* Begin RECORDS *
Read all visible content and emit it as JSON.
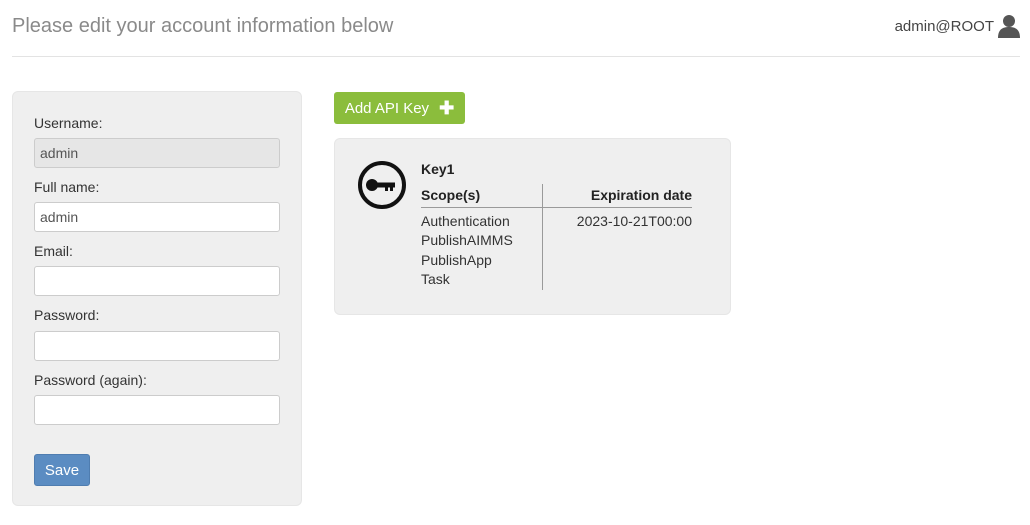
{
  "header": {
    "title": "Please edit your account information below",
    "user": "admin@ROOT",
    "user_icon": "user-icon"
  },
  "form": {
    "username_label": "Username:",
    "username_value": "admin",
    "fullname_label": "Full name:",
    "fullname_value": "admin",
    "email_label": "Email:",
    "email_value": "",
    "password_label": "Password:",
    "password_value": "",
    "password_again_label": "Password (again):",
    "password_again_value": "",
    "save_label": "Save"
  },
  "api_keys": {
    "add_label": "Add API Key",
    "add_icon": "plus-icon",
    "accent_color": "#8bbd3c",
    "keys": [
      {
        "name": "Key1",
        "icon": "key-icon",
        "scope_header": "Scope(s)",
        "expiration_header": "Expiration date",
        "scopes": [
          "Authentication",
          "PublishAIMMS",
          "PublishApp",
          "Task"
        ],
        "expiration": "2023-10-21T00:00"
      }
    ]
  },
  "colors": {
    "save_button": "#5b8cc2",
    "panel_bg": "#efefef"
  }
}
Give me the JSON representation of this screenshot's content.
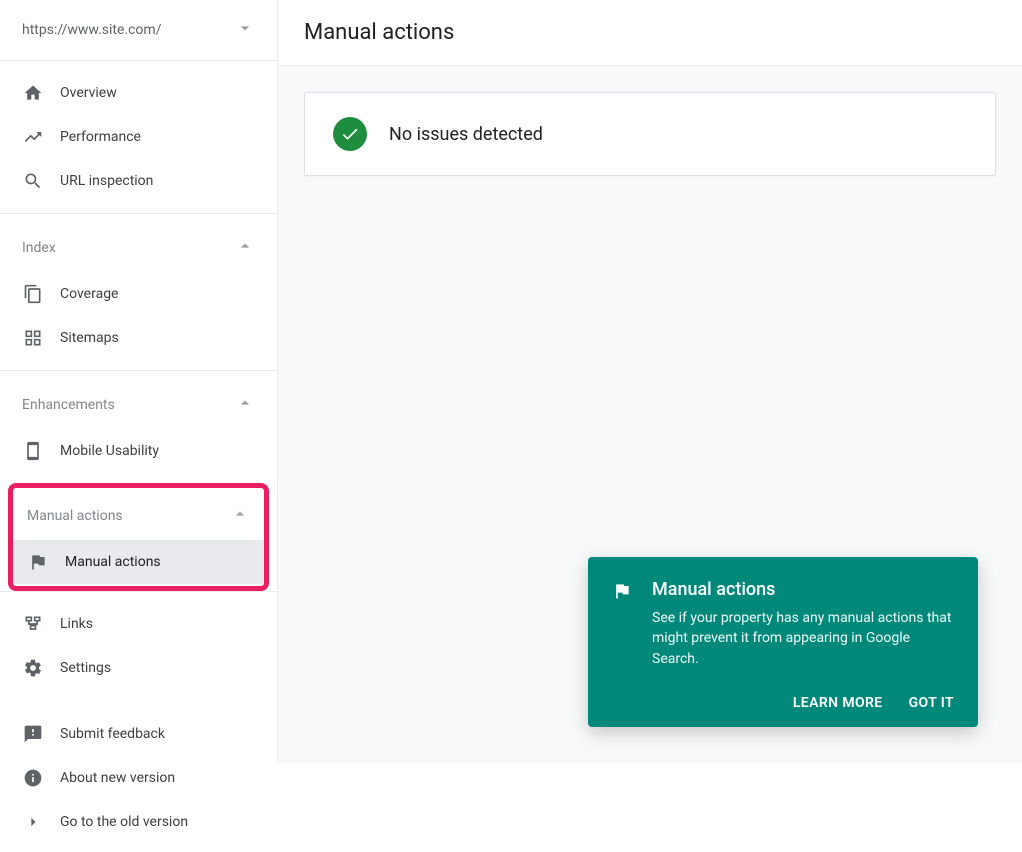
{
  "property": {
    "url": "https://www.site.com/"
  },
  "header": {
    "title": "Manual actions"
  },
  "sidebar": {
    "top": [
      {
        "label": "Overview"
      },
      {
        "label": "Performance"
      },
      {
        "label": "URL inspection"
      }
    ],
    "index": {
      "title": "Index",
      "items": [
        {
          "label": "Coverage"
        },
        {
          "label": "Sitemaps"
        }
      ]
    },
    "enhancements": {
      "title": "Enhancements",
      "items": [
        {
          "label": "Mobile Usability"
        }
      ]
    },
    "manual": {
      "title": "Manual actions",
      "items": [
        {
          "label": "Manual actions"
        }
      ]
    },
    "bottom": [
      {
        "label": "Links"
      },
      {
        "label": "Settings"
      }
    ],
    "footer": [
      {
        "label": "Submit feedback"
      },
      {
        "label": "About new version"
      },
      {
        "label": "Go to the old version"
      }
    ]
  },
  "status": {
    "message": "No issues detected"
  },
  "toast": {
    "title": "Manual actions",
    "body": "See if your property has any manual actions that might prevent it from appearing in Google Search.",
    "learn": "LEARN MORE",
    "gotit": "GOT IT"
  }
}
* End RECORDS *
## PROBLEM TO WORK ON
Using the material above, return every line exactly as it appears, minus the pictures.

## ANSWER
Read all visible content and emit it as JSON.
{
  "header": {
    "title": "Please edit your account information below",
    "user": "admin@ROOT",
    "user_icon": "user-icon"
  },
  "form": {
    "username_label": "Username:",
    "username_value": "admin",
    "fullname_label": "Full name:",
    "fullname_value": "admin",
    "email_label": "Email:",
    "email_value": "",
    "password_label": "Password:",
    "password_value": "",
    "password_again_label": "Password (again):",
    "password_again_value": "",
    "save_label": "Save"
  },
  "api_keys": {
    "add_label": "Add API Key",
    "add_icon": "plus-icon",
    "accent_color": "#8bbd3c",
    "keys": [
      {
        "name": "Key1",
        "icon": "key-icon",
        "scope_header": "Scope(s)",
        "expiration_header": "Expiration date",
        "scopes": [
          "Authentication",
          "PublishAIMMS",
          "PublishApp",
          "Task"
        ],
        "expiration": "2023-10-21T00:00"
      }
    ]
  },
  "colors": {
    "save_button": "#5b8cc2",
    "panel_bg": "#efefef"
  }
}
Give me the JSON representation of this screenshot's content.
{
  "property": {
    "url": "https://www.site.com/"
  },
  "header": {
    "title": "Manual actions"
  },
  "sidebar": {
    "top": [
      {
        "label": "Overview"
      },
      {
        "label": "Performance"
      },
      {
        "label": "URL inspection"
      }
    ],
    "index": {
      "title": "Index",
      "items": [
        {
          "label": "Coverage"
        },
        {
          "label": "Sitemaps"
        }
      ]
    },
    "enhancements": {
      "title": "Enhancements",
      "items": [
        {
          "label": "Mobile Usability"
        }
      ]
    },
    "manual": {
      "title": "Manual actions",
      "items": [
        {
          "label": "Manual actions"
        }
      ]
    },
    "bottom": [
      {
        "label": "Links"
      },
      {
        "label": "Settings"
      }
    ],
    "footer": [
      {
        "label": "Submit feedback"
      },
      {
        "label": "About new version"
      },
      {
        "label": "Go to the old version"
      }
    ]
  },
  "status": {
    "message": "No issues detected"
  },
  "toast": {
    "title": "Manual actions",
    "body": "See if your property has any manual actions that might prevent it from appearing in Google Search.",
    "learn": "LEARN MORE",
    "gotit": "GOT IT"
  }
}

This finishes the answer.